■ **Request**: Check each line of the material below for "into", then copy the ones that contain it.

■ **Given data**:
────────
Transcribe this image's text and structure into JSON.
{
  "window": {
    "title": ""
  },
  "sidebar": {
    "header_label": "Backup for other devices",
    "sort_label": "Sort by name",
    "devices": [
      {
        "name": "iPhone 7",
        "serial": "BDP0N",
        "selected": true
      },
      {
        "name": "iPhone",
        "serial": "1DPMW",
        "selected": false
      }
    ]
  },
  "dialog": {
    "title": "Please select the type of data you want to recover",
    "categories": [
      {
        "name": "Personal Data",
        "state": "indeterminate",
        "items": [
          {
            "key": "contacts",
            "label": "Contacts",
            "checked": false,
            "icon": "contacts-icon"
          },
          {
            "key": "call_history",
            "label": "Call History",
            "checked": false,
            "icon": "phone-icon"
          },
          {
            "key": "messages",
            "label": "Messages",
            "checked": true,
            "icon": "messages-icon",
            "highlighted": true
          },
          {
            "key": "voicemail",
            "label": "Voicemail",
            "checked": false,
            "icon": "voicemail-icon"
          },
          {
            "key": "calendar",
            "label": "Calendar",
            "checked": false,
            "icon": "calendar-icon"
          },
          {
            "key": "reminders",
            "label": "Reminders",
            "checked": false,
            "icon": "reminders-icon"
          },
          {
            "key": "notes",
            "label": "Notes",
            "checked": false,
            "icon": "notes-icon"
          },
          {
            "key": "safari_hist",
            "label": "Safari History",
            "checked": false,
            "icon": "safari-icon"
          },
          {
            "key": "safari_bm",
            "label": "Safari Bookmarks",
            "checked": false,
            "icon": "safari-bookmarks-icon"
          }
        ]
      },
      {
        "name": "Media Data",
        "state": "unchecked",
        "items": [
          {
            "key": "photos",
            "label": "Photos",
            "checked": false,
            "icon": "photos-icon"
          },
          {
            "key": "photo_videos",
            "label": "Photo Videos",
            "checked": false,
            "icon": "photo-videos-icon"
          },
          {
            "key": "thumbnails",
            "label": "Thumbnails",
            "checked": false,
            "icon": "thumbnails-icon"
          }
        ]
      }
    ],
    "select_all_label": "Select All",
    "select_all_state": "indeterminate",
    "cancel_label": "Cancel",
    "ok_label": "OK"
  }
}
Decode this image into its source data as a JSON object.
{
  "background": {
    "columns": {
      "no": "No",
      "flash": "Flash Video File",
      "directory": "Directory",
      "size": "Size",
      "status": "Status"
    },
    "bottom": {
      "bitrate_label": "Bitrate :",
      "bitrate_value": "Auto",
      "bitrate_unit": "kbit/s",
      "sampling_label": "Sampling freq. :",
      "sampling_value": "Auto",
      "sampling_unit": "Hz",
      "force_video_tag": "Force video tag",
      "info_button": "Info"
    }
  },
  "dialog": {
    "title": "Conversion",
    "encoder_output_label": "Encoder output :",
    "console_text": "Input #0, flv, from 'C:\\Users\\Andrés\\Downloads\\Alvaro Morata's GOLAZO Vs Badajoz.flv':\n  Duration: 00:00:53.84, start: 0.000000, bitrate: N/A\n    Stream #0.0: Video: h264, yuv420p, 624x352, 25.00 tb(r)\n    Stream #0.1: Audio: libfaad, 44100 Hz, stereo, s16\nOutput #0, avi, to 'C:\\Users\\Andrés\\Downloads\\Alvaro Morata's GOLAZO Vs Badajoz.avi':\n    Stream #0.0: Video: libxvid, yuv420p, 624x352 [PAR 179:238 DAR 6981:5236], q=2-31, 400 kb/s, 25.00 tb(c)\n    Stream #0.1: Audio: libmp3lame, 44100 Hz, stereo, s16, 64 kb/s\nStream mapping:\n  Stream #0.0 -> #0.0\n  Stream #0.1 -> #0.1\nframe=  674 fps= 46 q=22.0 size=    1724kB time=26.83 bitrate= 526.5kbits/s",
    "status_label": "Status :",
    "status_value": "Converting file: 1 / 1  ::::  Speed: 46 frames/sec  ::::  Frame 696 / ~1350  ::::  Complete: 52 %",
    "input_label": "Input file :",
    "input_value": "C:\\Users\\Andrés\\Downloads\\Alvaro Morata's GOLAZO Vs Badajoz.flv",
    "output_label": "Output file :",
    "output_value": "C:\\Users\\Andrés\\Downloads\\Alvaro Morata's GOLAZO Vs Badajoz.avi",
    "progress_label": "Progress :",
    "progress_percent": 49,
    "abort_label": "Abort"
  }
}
────────
■ **Full solution**:
Transcribe this image's text and structure into JSON.
Decode this image into its source data as a JSON object.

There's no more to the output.